- _Task_: Find the lines holding "because" and copy them.

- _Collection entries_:
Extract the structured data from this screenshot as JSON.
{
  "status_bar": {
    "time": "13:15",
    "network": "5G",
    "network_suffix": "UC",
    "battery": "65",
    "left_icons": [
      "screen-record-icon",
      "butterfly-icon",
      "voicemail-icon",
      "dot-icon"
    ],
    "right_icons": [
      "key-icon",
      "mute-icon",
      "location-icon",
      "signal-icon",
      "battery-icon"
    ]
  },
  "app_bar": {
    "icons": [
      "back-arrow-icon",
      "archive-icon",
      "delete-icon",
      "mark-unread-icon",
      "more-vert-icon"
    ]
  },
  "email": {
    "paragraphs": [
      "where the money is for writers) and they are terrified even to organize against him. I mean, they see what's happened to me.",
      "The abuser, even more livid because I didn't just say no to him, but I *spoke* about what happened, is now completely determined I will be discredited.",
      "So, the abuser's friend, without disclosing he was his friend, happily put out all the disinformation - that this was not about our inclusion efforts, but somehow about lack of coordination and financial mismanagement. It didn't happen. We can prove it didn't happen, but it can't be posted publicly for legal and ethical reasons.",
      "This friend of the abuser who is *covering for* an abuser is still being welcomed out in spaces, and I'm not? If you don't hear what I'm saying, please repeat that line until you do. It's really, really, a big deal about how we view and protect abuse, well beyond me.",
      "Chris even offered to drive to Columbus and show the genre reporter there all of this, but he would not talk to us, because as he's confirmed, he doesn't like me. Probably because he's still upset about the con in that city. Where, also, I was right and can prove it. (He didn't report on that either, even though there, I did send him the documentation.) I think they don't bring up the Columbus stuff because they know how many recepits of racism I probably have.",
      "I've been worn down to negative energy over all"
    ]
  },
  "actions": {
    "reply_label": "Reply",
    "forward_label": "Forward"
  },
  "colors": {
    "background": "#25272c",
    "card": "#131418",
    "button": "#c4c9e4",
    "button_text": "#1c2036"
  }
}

- _The completed task_:
      "The abuser, even more livid because I didn't just say no to him, but I *spoke* about what happened, is now completely determined I will be discredited.",
      "Chris even offered to drive to Columbus and show the genre reporter there all of this, but he would not talk to us, because as he's confirmed, he doesn't like me. Probably because he's still upset about the con in that city. Where, also, I was right and can prove it. (He didn't report on that either, even though there, I did send him the documentation.) I think they don't bring up the Columbus stuff because they know how many recepits of racism I probably have.",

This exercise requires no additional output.